### Task details
Reproduce the records below in full and exactly, without their images.

-- Begin Source material --

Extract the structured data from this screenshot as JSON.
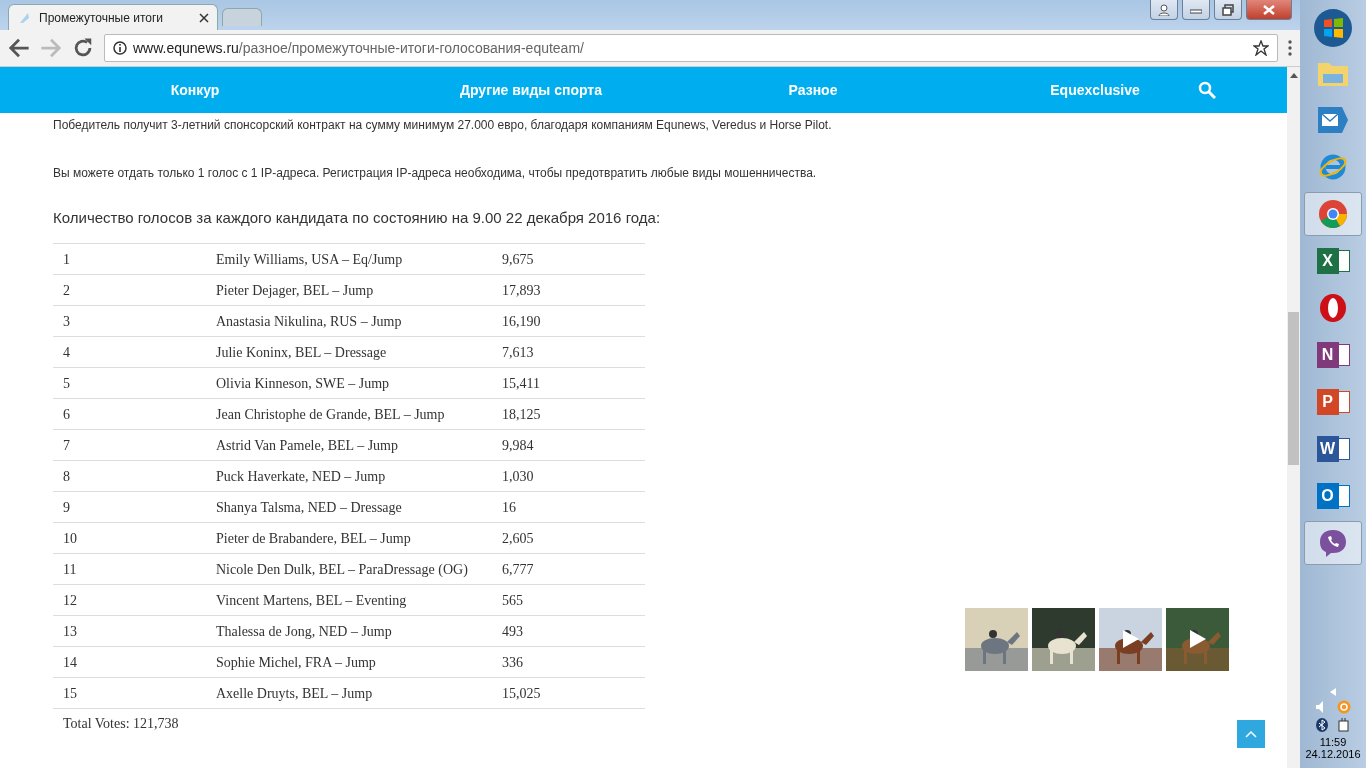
{
  "browser": {
    "tabs": [
      {
        "title": "Промежуточные итоги",
        "selected": true
      },
      {
        "selected": false
      }
    ],
    "url_host": "www.equnews.ru",
    "url_path": "/разное/промежуточные-итоги-голосования-equteam/"
  },
  "nav": {
    "items": [
      "Конкур",
      "Другие виды спорта",
      "Разное",
      "Equexclusive"
    ]
  },
  "paragraphs": [
    "Победитель получит 3-летний спонсорский контракт на сумму минимум  27.000 евро, благодаря компаниям  Equnews, Veredus и Horse Pilot.",
    "Вы можете отдать только 1 голос с 1 IP-адреса. Регистрация IP-адреса необходима, чтобы предотвратить любые виды мошенничества."
  ],
  "heading": "Количество голосов за каждого кандидата по состоянию на 9.00 22 декабря 2016 года:",
  "table": {
    "rows": [
      [
        "1",
        "Emily Williams, USA – Eq/Jump",
        "9,675"
      ],
      [
        "2",
        "Pieter Dejager, BEL – Jump",
        "17,893"
      ],
      [
        "3",
        "Anastasia Nikulina, RUS – Jump",
        "16,190"
      ],
      [
        "4",
        "Julie Koninx, BEL – Dressage",
        "7,613"
      ],
      [
        "5",
        "Olivia Kinneson, SWE – Jump",
        "15,411"
      ],
      [
        "6",
        "Jean Christophe de Grande, BEL – Jump",
        "18,125"
      ],
      [
        "7",
        "Astrid Van Pamele, BEL – Jump",
        "9,984"
      ],
      [
        "8",
        "Puck Haverkate, NED – Jump",
        "1,030"
      ],
      [
        "9",
        "Shanya Talsma, NED – Dressage",
        "16"
      ],
      [
        "10",
        "Pieter de Brabandere, BEL – Jump",
        "2,605"
      ],
      [
        "11",
        "Nicole Den Dulk, BEL – ParaDressage (OG)",
        "6,777"
      ],
      [
        "12",
        "Vincent Martens, BEL – Eventing",
        "565"
      ],
      [
        "13",
        "Thalessa de Jong, NED – Jump",
        "493"
      ],
      [
        "14",
        "Sophie Michel, FRA – Jump",
        "336"
      ],
      [
        "15",
        "Axelle Druyts, BEL – Jump",
        "15,025"
      ]
    ],
    "total": "Total Votes: 121,738"
  },
  "thumbnails": [
    {
      "kind": "picture",
      "video": false
    },
    {
      "kind": "picture",
      "video": false
    },
    {
      "kind": "picture",
      "video": true
    },
    {
      "kind": "picture",
      "video": true
    }
  ],
  "taskbar": {
    "apps": [
      {
        "kind": "explorer",
        "selected": false
      },
      {
        "kind": "mail",
        "selected": false
      },
      {
        "kind": "ie",
        "selected": false
      },
      {
        "kind": "chrome",
        "selected": true
      },
      {
        "kind": "office",
        "letter": "X",
        "color": "#1e7145",
        "selected": false
      },
      {
        "kind": "opera",
        "selected": false
      },
      {
        "kind": "office",
        "letter": "N",
        "color": "#80397b",
        "selected": false
      },
      {
        "kind": "office",
        "letter": "P",
        "color": "#d24726",
        "selected": false
      },
      {
        "kind": "office",
        "letter": "W",
        "color": "#2b579a",
        "selected": false
      },
      {
        "kind": "office",
        "letter": "O",
        "color": "#0072c6",
        "selected": false
      },
      {
        "kind": "viber",
        "selected": true
      }
    ],
    "time": "11:59",
    "date": "24.12.2016"
  }
}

-- End Source material --

### The result
Extract the structured data from this screenshot as JSON.
{
  "browser": {
    "tabs": [
      {
        "title": "Промежуточные итоги",
        "selected": true
      },
      {
        "selected": false
      }
    ],
    "url_host": "www.equnews.ru",
    "url_path": "/разное/промежуточные-итоги-голосования-equteam/"
  },
  "nav": {
    "items": [
      "Конкур",
      "Другие виды спорта",
      "Разное",
      "Equexclusive"
    ]
  },
  "paragraphs": [
    "Победитель получит 3-летний спонсорский контракт на сумму минимум  27.000 евро, благодаря компаниям  Equnews, Veredus и Horse Pilot.",
    "Вы можете отдать только 1 голос с 1 IP-адреса. Регистрация IP-адреса необходима, чтобы предотвратить любые виды мошенничества."
  ],
  "heading": "Количество голосов за каждого кандидата по состоянию на 9.00 22 декабря 2016 года:",
  "table": {
    "rows": [
      [
        "1",
        "Emily Williams, USA – Eq/Jump",
        "9,675"
      ],
      [
        "2",
        "Pieter Dejager, BEL – Jump",
        "17,893"
      ],
      [
        "3",
        "Anastasia Nikulina, RUS – Jump",
        "16,190"
      ],
      [
        "4",
        "Julie Koninx, BEL – Dressage",
        "7,613"
      ],
      [
        "5",
        "Olivia Kinneson, SWE – Jump",
        "15,411"
      ],
      [
        "6",
        "Jean Christophe de Grande, BEL – Jump",
        "18,125"
      ],
      [
        "7",
        "Astrid Van Pamele, BEL – Jump",
        "9,984"
      ],
      [
        "8",
        "Puck Haverkate, NED – Jump",
        "1,030"
      ],
      [
        "9",
        "Shanya Talsma, NED – Dressage",
        "16"
      ],
      [
        "10",
        "Pieter de Brabandere, BEL – Jump",
        "2,605"
      ],
      [
        "11",
        "Nicole Den Dulk, BEL – ParaDressage (OG)",
        "6,777"
      ],
      [
        "12",
        "Vincent Martens, BEL – Eventing",
        "565"
      ],
      [
        "13",
        "Thalessa de Jong, NED – Jump",
        "493"
      ],
      [
        "14",
        "Sophie Michel, FRA – Jump",
        "336"
      ],
      [
        "15",
        "Axelle Druyts, BEL – Jump",
        "15,025"
      ]
    ],
    "total": "Total Votes: 121,738"
  },
  "thumbnails": [
    {
      "kind": "picture",
      "video": false
    },
    {
      "kind": "picture",
      "video": false
    },
    {
      "kind": "picture",
      "video": true
    },
    {
      "kind": "picture",
      "video": true
    }
  ],
  "taskbar": {
    "apps": [
      {
        "kind": "explorer",
        "selected": false
      },
      {
        "kind": "mail",
        "selected": false
      },
      {
        "kind": "ie",
        "selected": false
      },
      {
        "kind": "chrome",
        "selected": true
      },
      {
        "kind": "office",
        "letter": "X",
        "color": "#1e7145",
        "selected": false
      },
      {
        "kind": "opera",
        "selected": false
      },
      {
        "kind": "office",
        "letter": "N",
        "color": "#80397b",
        "selected": false
      },
      {
        "kind": "office",
        "letter": "P",
        "color": "#d24726",
        "selected": false
      },
      {
        "kind": "office",
        "letter": "W",
        "color": "#2b579a",
        "selected": false
      },
      {
        "kind": "office",
        "letter": "O",
        "color": "#0072c6",
        "selected": false
      },
      {
        "kind": "viber",
        "selected": true
      }
    ],
    "time": "11:59",
    "date": "24.12.2016"
  }
}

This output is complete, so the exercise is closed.